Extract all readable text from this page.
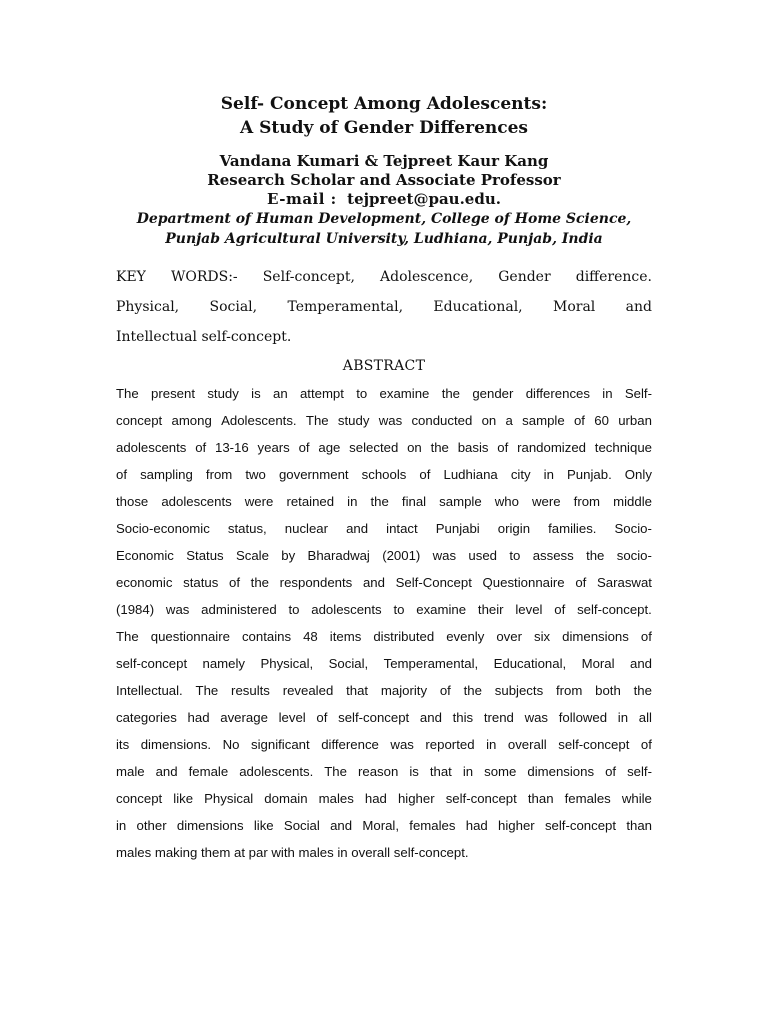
Self- Concept Among Adolescents:
A Study of Gender Differences
Vandana Kumari & Tejpreet Kaur Kang
Research Scholar and Associate Professor
E-mail : tejpreet@pau.edu.
Department of Human Development, College of Home Science,
Punjab Agricultural University, Ludhiana, Punjab, India
KEY WORDS:- Self-concept, Adolescence, Gender difference.
Physical, Social, Temperamental, Educational, Moral and
Intellectual self-concept.
ABSTRACT
The present study is an attempt to examine the gender differences in Self-
concept among Adolescents. The study was conducted on a sample of 60 urban
adolescents of 13-16 years of age selected on the basis of randomized technique
of sampling from two government schools of Ludhiana city in Punjab. Only
those adolescents were retained in the final sample who were from middle
Socio-economic status, nuclear and intact Punjabi origin families. Socio-
Economic Status Scale by Bharadwaj (2001) was used to assess the socio-
economic status of the respondents and Self-Concept Questionnaire of Saraswat
(1984) was administered to adolescents to examine their level of self-concept.
The questionnaire contains 48 items distributed evenly over six dimensions of
self-concept namely Physical, Social, Temperamental, Educational, Moral and
Intellectual. The results revealed that majority of the subjects from both the
categories had average level of self-concept and this trend was followed in all
its dimensions. No significant difference was reported in overall self-concept of
male and female adolescents. The reason is that in some dimensions of self-
concept like Physical domain males had higher self-concept than females while
in other dimensions like Social and Moral, females had higher self-concept than
males making them at par with males in overall self-concept.
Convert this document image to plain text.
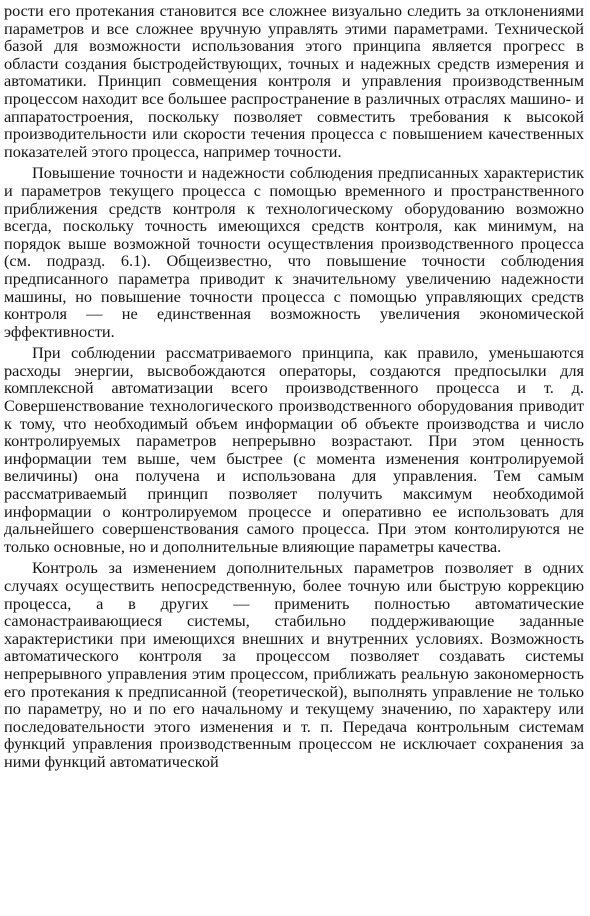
рости его протекания становится все сложнее визуально следить за отклонениями параметров и все сложнее вручную управлять этими параметрами. Технической базой для возможности использования этого принципа является прогресс в области создания быстродействующих, точных и надежных средств измерения и автоматики. Принцип совмещения контроля и управления производственным процессом находит все большее распространение в различных отраслях машино- и аппаратостроения, поскольку позволяет совместить требования к высокой производительности или скорости течения процесса с повышением качественных показателей этого процесса, например точности.

Повышение точности и надежности соблюдения предписанных характеристик и параметров текущего процесса с помощью временного и пространственного приближения средств контроля к технологическому оборудованию возможно всегда, поскольку точность имеющихся средств контроля, как минимум, на порядок выше возможной точности осуществления производственного процесса (см. подразд. 6.1). Общеизвестно, что повышение точности соблюдения предписанного параметра приводит к значительному увеличению надежности машины, но повышение точности процесса с помощью управляющих средств контроля — не единственная возможность увеличения экономической эффективности.

При соблюдении рассматриваемого принципа, как правило, уменьшаются расходы энергии, высвобождаются операторы, создаются предпосылки для комплексной автоматизации всего производственного процесса и т. д. Совершенствование технологического производственного оборудования приводит к тому, что необходимый объем информации об объекте производства и число контролируемых параметров непрерывно возрастают. При этом ценность информации тем выше, чем быстрее (с момента изменения контролируемой величины) она получена и использована для управления. Тем самым рассматриваемый принцип позволяет получить максимум необходимой информации о контролируемом процессе и оперативно ее использовать для дальнейшего совершенствования самого процесса. При этом контолируются не только основные, но и дополнительные влияющие параметры качества.

Контроль за изменением дополнительных параметров позволяет в одних случаях осуществить непосредственную, более точную или быструю коррекцию процесса, а в других — применить полностью автоматические самонастраивающиеся системы, стабильно поддерживающие заданные характеристики при имеющихся внешних и внутренних условиях. Возможность автоматического контроля за процессом позволяет создавать системы непрерывного управления этим процессом, приближать реальную закономерность его протекания к предписанной (теоретической), выполнять управление не только по параметру, но и по его начальному и текущему значению, по характеру или последовательности этого изменения и т. п. Передача контрольным системам функций управления производственным процессом не исключает сохранения за ними функций автоматической
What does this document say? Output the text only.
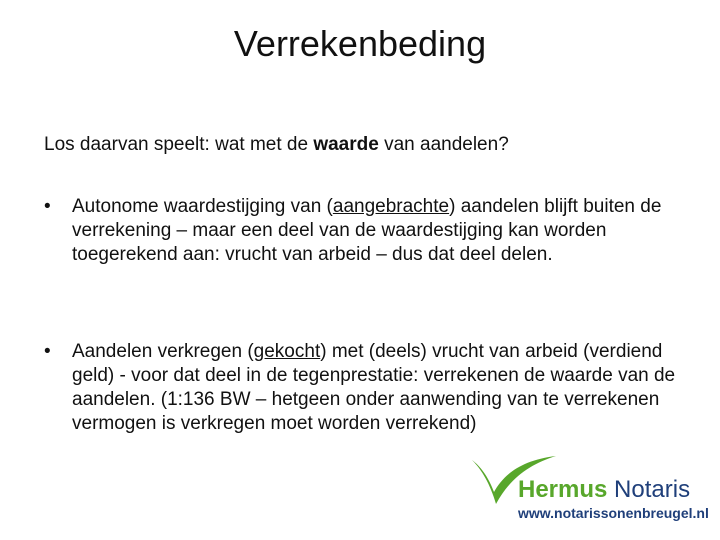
Verrekenbeding
Los daarvan speelt: wat met de waarde van aandelen?
• Autonome waardestijging van (aangebrachte) aandelen blijft buiten de verrekening – maar een deel van de waardestijging kan worden toegerekend aan: vrucht van arbeid – dus dat deel delen.
• Aandelen verkregen (gekocht) met (deels) vrucht van arbeid (verdiend geld) - voor dat deel in de tegenprestatie: verrekenen de waarde van de aandelen. (1:136 BW – hetgeen onder aanwending van te verrekenen vermogen is verkregen moet worden verrekend)
Hermus Notaris
www.notarissonenbreugel.nl
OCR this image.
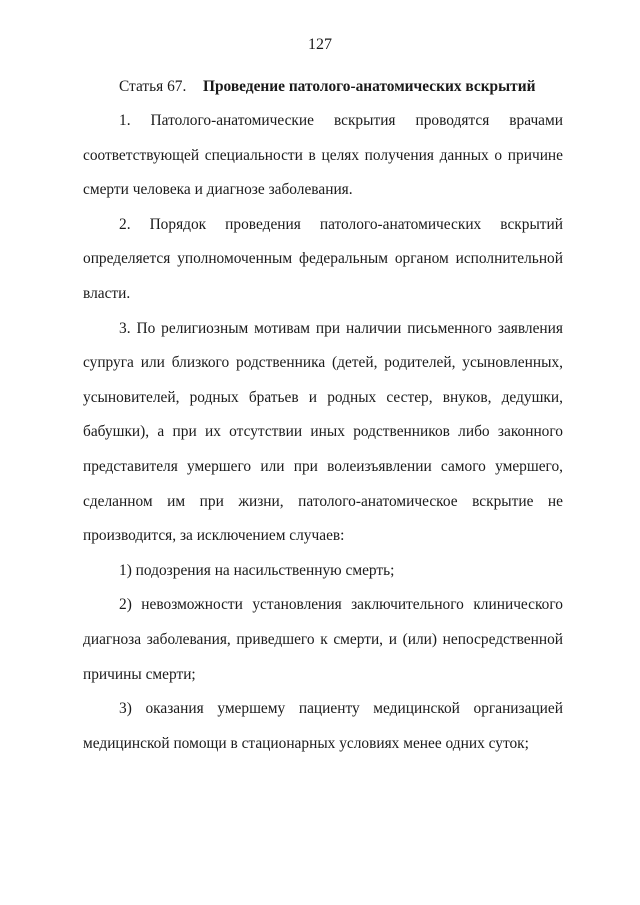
127
Статья 67. Проведение патолого-анатомических вскрытий

1. Патолого-анатомические вскрытия проводятся врачами соответствующей специальности в целях получения данных о причине смерти человека и диагнозе заболевания.

2. Порядок проведения патолого-анатомических вскрытий определяется уполномоченным федеральным органом исполнительной власти.

3. По религиозным мотивам при наличии письменного заявления супруга или близкого родственника (детей, родителей, усыновленных, усыновителей, родных братьев и родных сестер, внуков, дедушки, бабушки), а при их отсутствии иных родственников либо законного представителя умершего или при волеизъявлении самого умершего, сделанном им при жизни, патолого-анатомическое вскрытие не производится, за исключением случаев:

1) подозрения на насильственную смерть;

2) невозможности установления заключительного клинического диагноза заболевания, приведшего к смерти, и (или) непосредственной причины смерти;

3) оказания умершему пациенту медицинской организацией медицинской помощи в стационарных условиях менее одних суток;
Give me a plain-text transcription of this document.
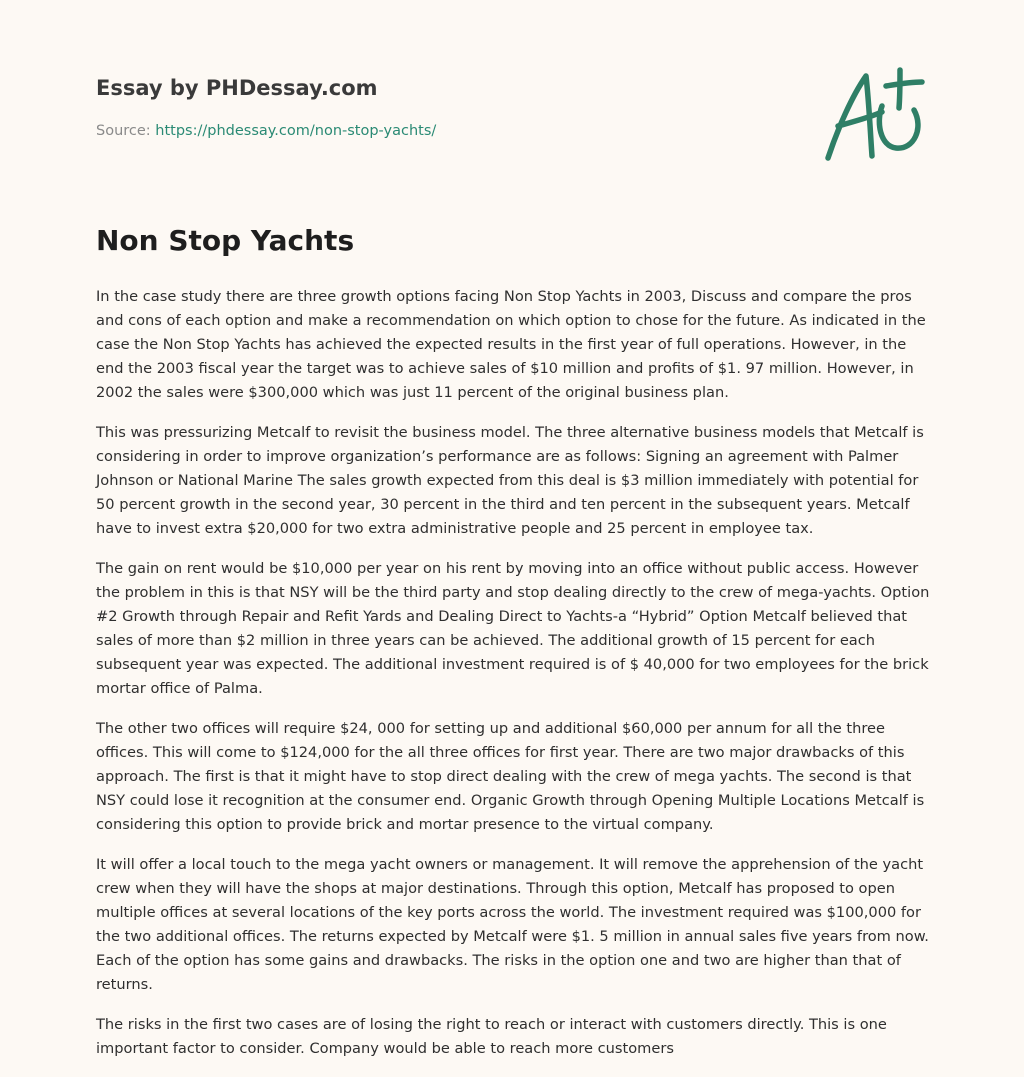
Essay by PHDessay.com
Source: https://phdessay.com/non-stop-yachts/
Non Stop Yachts

In the case study there are three growth options facing Non Stop Yachts in 2003, Discuss and compare the pros and cons of each option and make a recommendation on which option to chose for the future. As indicated in the case the Non Stop Yachts has achieved the expected results in the first year of full operations. However, in the end the 2003 fiscal year the target was to achieve sales of $10 million and profits of $1. 97 million. However, in 2002 the sales were $300,000 which was just 11 percent of the original business plan.

This was pressurizing Metcalf to revisit the business model. The three alternative business models that Metcalf is considering in order to improve organization’s performance are as follows: Signing an agreement with Palmer Johnson or National Marine The sales growth expected from this deal is $3 million immediately with potential for 50 percent growth in the second year, 30 percent in the third and ten percent in the subsequent years. Metcalf have to invest extra $20,000 for two extra administrative people and 25 percent in employee tax.

The gain on rent would be $10,000 per year on his rent by moving into an office without public access. However the problem in this is that NSY will be the third party and stop dealing directly to the crew of mega-yachts. Option #2 Growth through Repair and Refit Yards and Dealing Direct to Yachts-a “Hybrid” Option Metcalf believed that sales of more than $2 million in three years can be achieved. The additional growth of 15 percent for each subsequent year was expected. The additional investment required is of $ 40,000 for two employees for the brick mortar office of Palma.

The other two offices will require $24, 000 for setting up and additional $60,000 per annum for all the three offices. This will come to $124,000 for the all three offices for first year. There are two major drawbacks of this approach. The first is that it might have to stop direct dealing with the crew of mega yachts. The second is that NSY could lose it recognition at the consumer end. Organic Growth through Opening Multiple Locations Metcalf is considering this option to provide brick and mortar presence to the virtual company.

It will offer a local touch to the mega yacht owners or management. It will remove the apprehension of the yacht crew when they will have the shops at major destinations. Through this option, Metcalf has proposed to open multiple offices at several locations of the key ports across the world. The investment required was $100,000 for the two additional offices. The returns expected by Metcalf were $1. 5 million in annual sales five years from now. Each of the option has some gains and drawbacks. The risks in the option one and two are higher than that of returns.

The risks in the first two cases are of losing the right to reach or interact with customers directly. This is one important factor to consider. Company would be able to reach more customers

> **SET TASK**
Copy all lines of the material above where the string "смерти" occurs.

> **TASK RESPONSE**
1. Патолого-анатомические вскрытия проводятся врачами соответствующей специальности в целях получения данных о причине смерти человека и диагнозе заболевания.
2) невозможности установления заключительного клинического диагноза заболевания, приведшего к смерти, и (или) непосредственной причины смерти;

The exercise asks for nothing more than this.